::: Exercise data :::

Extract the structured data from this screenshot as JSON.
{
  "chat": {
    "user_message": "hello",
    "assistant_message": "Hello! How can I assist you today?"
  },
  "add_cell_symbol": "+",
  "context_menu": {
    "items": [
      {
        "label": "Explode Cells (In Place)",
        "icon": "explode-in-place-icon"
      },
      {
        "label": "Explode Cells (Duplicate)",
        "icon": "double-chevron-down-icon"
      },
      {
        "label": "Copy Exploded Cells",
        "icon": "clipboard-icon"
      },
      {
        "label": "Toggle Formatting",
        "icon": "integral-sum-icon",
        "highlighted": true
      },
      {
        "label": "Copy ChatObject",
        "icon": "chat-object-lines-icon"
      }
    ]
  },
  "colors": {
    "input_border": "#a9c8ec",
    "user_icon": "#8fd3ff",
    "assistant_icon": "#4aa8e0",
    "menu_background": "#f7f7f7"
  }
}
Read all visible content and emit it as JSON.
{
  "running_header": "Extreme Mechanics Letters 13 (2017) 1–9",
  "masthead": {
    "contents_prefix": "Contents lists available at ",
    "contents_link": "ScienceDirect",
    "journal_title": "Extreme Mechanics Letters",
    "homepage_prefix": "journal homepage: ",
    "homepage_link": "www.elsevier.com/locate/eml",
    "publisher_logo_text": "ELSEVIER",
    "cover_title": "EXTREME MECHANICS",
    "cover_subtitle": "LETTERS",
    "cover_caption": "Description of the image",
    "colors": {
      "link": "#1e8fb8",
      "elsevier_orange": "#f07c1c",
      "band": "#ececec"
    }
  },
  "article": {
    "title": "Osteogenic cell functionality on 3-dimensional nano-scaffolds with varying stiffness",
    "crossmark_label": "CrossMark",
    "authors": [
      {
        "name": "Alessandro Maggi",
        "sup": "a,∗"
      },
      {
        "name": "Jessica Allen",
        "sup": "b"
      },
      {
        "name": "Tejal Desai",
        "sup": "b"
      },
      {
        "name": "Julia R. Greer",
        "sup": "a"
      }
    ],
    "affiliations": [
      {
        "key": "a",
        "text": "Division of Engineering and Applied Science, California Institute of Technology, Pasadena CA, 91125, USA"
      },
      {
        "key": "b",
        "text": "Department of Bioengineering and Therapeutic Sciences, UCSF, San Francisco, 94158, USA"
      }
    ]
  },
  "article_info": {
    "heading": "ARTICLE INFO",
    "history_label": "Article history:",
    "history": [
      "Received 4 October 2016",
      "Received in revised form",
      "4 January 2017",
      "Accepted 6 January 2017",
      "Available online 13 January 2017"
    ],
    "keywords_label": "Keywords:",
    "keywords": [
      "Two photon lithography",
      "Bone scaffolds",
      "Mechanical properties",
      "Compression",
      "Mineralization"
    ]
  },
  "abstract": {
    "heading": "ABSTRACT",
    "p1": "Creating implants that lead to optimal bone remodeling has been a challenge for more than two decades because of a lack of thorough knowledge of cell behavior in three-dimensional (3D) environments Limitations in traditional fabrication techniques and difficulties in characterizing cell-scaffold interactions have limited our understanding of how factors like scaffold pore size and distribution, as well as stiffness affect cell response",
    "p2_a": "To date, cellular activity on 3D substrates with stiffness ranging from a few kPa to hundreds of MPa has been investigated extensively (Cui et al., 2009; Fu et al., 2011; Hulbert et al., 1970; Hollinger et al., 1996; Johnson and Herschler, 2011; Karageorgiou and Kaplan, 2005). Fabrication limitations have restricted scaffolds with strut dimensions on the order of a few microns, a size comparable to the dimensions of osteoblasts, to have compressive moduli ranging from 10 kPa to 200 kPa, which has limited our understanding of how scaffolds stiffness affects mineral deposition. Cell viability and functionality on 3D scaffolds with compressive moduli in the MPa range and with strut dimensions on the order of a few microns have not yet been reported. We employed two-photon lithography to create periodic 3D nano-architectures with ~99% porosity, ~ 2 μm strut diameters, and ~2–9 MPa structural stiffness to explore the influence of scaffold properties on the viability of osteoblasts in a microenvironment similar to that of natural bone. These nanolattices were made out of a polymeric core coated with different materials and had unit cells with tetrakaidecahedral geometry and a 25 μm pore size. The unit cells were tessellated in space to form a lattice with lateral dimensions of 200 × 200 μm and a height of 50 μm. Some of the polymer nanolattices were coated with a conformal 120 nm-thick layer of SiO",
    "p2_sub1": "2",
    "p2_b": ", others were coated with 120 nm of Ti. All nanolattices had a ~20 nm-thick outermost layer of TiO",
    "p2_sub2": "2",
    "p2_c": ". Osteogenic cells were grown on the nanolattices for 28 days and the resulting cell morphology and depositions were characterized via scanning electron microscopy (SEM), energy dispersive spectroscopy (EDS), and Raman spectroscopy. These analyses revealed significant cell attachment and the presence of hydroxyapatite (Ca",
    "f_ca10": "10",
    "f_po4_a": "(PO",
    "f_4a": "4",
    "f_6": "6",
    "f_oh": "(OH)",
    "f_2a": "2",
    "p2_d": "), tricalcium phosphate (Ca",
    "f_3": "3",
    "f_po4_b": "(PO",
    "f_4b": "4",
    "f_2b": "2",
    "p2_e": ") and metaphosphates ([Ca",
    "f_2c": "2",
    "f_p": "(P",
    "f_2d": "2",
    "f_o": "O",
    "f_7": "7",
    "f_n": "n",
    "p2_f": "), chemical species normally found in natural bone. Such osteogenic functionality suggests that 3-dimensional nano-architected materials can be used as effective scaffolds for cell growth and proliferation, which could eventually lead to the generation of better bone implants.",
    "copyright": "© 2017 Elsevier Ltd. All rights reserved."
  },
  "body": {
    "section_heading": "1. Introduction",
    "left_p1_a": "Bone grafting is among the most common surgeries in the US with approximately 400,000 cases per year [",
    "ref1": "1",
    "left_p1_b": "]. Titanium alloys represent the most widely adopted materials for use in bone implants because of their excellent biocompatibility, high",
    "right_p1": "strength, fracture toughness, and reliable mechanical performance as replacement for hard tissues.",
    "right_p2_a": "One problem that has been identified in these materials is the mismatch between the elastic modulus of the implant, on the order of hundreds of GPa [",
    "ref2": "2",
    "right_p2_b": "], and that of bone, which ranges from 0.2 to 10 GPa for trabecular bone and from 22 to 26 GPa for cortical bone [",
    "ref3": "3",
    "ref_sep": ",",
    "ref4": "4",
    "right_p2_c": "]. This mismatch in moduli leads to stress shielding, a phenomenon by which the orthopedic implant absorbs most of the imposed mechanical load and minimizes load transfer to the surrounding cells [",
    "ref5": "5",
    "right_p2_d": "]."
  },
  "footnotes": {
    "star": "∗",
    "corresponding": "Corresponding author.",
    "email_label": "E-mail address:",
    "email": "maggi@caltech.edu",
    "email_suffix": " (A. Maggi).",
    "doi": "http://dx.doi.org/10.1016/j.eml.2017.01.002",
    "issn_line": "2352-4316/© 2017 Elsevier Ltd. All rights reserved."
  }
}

:::

Task description: Transcribe the records above with every character unchanged.

Solved problem:
Extract the structured data from this screenshot as JSON.
{
  "chat": {
    "user_message": "hello",
    "assistant_message": "Hello! How can I assist you today?"
  },
  "add_cell_symbol": "+",
  "context_menu": {
    "items": [
      {
        "label": "Explode Cells (In Place)",
        "icon": "explode-in-place-icon"
      },
      {
        "label": "Explode Cells (Duplicate)",
        "icon": "double-chevron-down-icon"
      },
      {
        "label": "Copy Exploded Cells",
        "icon": "clipboard-icon"
      },
      {
        "label": "Toggle Formatting",
        "icon": "integral-sum-icon",
        "highlighted": true
      },
      {
        "label": "Copy ChatObject",
        "icon": "chat-object-lines-icon"
      }
    ]
  },
  "colors": {
    "input_border": "#a9c8ec",
    "user_icon": "#8fd3ff",
    "assistant_icon": "#4aa8e0",
    "menu_background": "#f7f7f7"
  }
}
Read all visible content and emit it as JSON.
{
  "running_header": "Extreme Mechanics Letters 13 (2017) 1–9",
  "masthead": {
    "contents_prefix": "Contents lists available at ",
    "contents_link": "ScienceDirect",
    "journal_title": "Extreme Mechanics Letters",
    "homepage_prefix": "journal homepage: ",
    "homepage_link": "www.elsevier.com/locate/eml",
    "publisher_logo_text": "ELSEVIER",
    "cover_title": "EXTREME MECHANICS",
    "cover_subtitle": "LETTERS",
    "cover_caption": "Description of the image",
    "colors": {
      "link": "#1e8fb8",
      "elsevier_orange": "#f07c1c",
      "band": "#ececec"
    }
  },
  "article": {
    "title": "Osteogenic cell functionality on 3-dimensional nano-scaffolds with varying stiffness",
    "crossmark_label": "CrossMark",
    "authors": [
      {
        "name": "Alessandro Maggi",
        "sup": "a,∗"
      },
      {
        "name": "Jessica Allen",
        "sup": "b"
      },
      {
        "name": "Tejal Desai",
        "sup": "b"
      },
      {
        "name": "Julia R. Greer",
        "sup": "a"
      }
    ],
    "affiliations": [
      {
        "key": "a",
        "text": "Division of Engineering and Applied Science, California Institute of Technology, Pasadena CA, 91125, USA"
      },
      {
        "key": "b",
        "text": "Department of Bioengineering and Therapeutic Sciences, UCSF, San Francisco, 94158, USA"
      }
    ]
  },
  "article_info": {
    "heading": "ARTICLE INFO",
    "history_label": "Article history:",
    "history": [
      "Received 4 October 2016",
      "Received in revised form",
      "4 January 2017",
      "Accepted 6 January 2017",
      "Available online 13 January 2017"
    ],
    "keywords_label": "Keywords:",
    "keywords": [
      "Two photon lithography",
      "Bone scaffolds",
      "Mechanical properties",
      "Compression",
      "Mineralization"
    ]
  },
  "abstract": {
    "heading": "ABSTRACT",
    "p1": "Creating implants that lead to optimal bone remodeling has been a challenge for more than two decades because of a lack of thorough knowledge of cell behavior in three-dimensional (3D) environments Limitations in traditional fabrication techniques and difficulties in characterizing cell-scaffold interactions have limited our understanding of how factors like scaffold pore size and distribution, as well as stiffness affect cell response",
    "p2_a": "To date, cellular activity on 3D substrates with stiffness ranging from a few kPa to hundreds of MPa has been investigated extensively (Cui et al., 2009; Fu et al., 2011; Hulbert et al., 1970; Hollinger et al., 1996; Johnson and Herschler, 2011; Karageorgiou and Kaplan, 2005). Fabrication limitations have restricted scaffolds with strut dimensions on the order of a few microns, a size comparable to the dimensions of osteoblasts, to have compressive moduli ranging from 10 kPa to 200 kPa, which has limited our understanding of how scaffolds stiffness affects mineral deposition. Cell viability and functionality on 3D scaffolds with compressive moduli in the MPa range and with strut dimensions on the order of a few microns have not yet been reported. We employed two-photon lithography to create periodic 3D nano-architectures with ~99% porosity, ~ 2 μm strut diameters, and ~2–9 MPa structural stiffness to explore the influence of scaffold properties on the viability of osteoblasts in a microenvironment similar to that of natural bone. These nanolattices were made out of a polymeric core coated with different materials and had unit cells with tetrakaidecahedral geometry and a 25 μm pore size. The unit cells were tessellated in space to form a lattice with lateral dimensions of 200 × 200 μm and a height of 50 μm. Some of the polymer nanolattices were coated with a conformal 120 nm-thick layer of SiO",
    "p2_sub1": "2",
    "p2_b": ", others were coated with 120 nm of Ti. All nanolattices had a ~20 nm-thick outermost layer of TiO",
    "p2_sub2": "2",
    "p2_c": ". Osteogenic cells were grown on the nanolattices for 28 days and the resulting cell morphology and depositions were characterized via scanning electron microscopy (SEM), energy dispersive spectroscopy (EDS), and Raman spectroscopy. These analyses revealed significant cell attachment and the presence of hydroxyapatite (Ca",
    "f_ca10": "10",
    "f_po4_a": "(PO",
    "f_4a": "4",
    "f_6": "6",
    "f_oh": "(OH)",
    "f_2a": "2",
    "p2_d": "), tricalcium phosphate (Ca",
    "f_3": "3",
    "f_po4_b": "(PO",
    "f_4b": "4",
    "f_2b": "2",
    "p2_e": ") and metaphosphates ([Ca",
    "f_2c": "2",
    "f_p": "(P",
    "f_2d": "2",
    "f_o": "O",
    "f_7": "7",
    "f_n": "n",
    "p2_f": "), chemical species normally found in natural bone. Such osteogenic functionality suggests that 3-dimensional nano-architected materials can be used as effective scaffolds for cell growth and proliferation, which could eventually lead to the generation of better bone implants.",
    "copyright": "© 2017 Elsevier Ltd. All rights reserved."
  },
  "body": {
    "section_heading": "1. Introduction",
    "left_p1_a": "Bone grafting is among the most common surgeries in the US with approximately 400,000 cases per year [",
    "ref1": "1",
    "left_p1_b": "]. Titanium alloys represent the most widely adopted materials for use in bone implants because of their excellent biocompatibility, high",
    "right_p1": "strength, fracture toughness, and reliable mechanical performance as replacement for hard tissues.",
    "right_p2_a": "One problem that has been identified in these materials is the mismatch between the elastic modulus of the implant, on the order of hundreds of GPa [",
    "ref2": "2",
    "right_p2_b": "], and that of bone, which ranges from 0.2 to 10 GPa for trabecular bone and from 22 to 26 GPa for cortical bone [",
    "ref3": "3",
    "ref_sep": ",",
    "ref4": "4",
    "right_p2_c": "]. This mismatch in moduli leads to stress shielding, a phenomenon by which the orthopedic implant absorbs most of the imposed mechanical load and minimizes load transfer to the surrounding cells [",
    "ref5": "5",
    "right_p2_d": "]."
  },
  "footnotes": {
    "star": "∗",
    "corresponding": "Corresponding author.",
    "email_label": "E-mail address:",
    "email": "maggi@caltech.edu",
    "email_suffix": " (A. Maggi).",
    "doi": "http://dx.doi.org/10.1016/j.eml.2017.01.002",
    "issn_line": "2352-4316/© 2017 Elsevier Ltd. All rights reserved."
  }
}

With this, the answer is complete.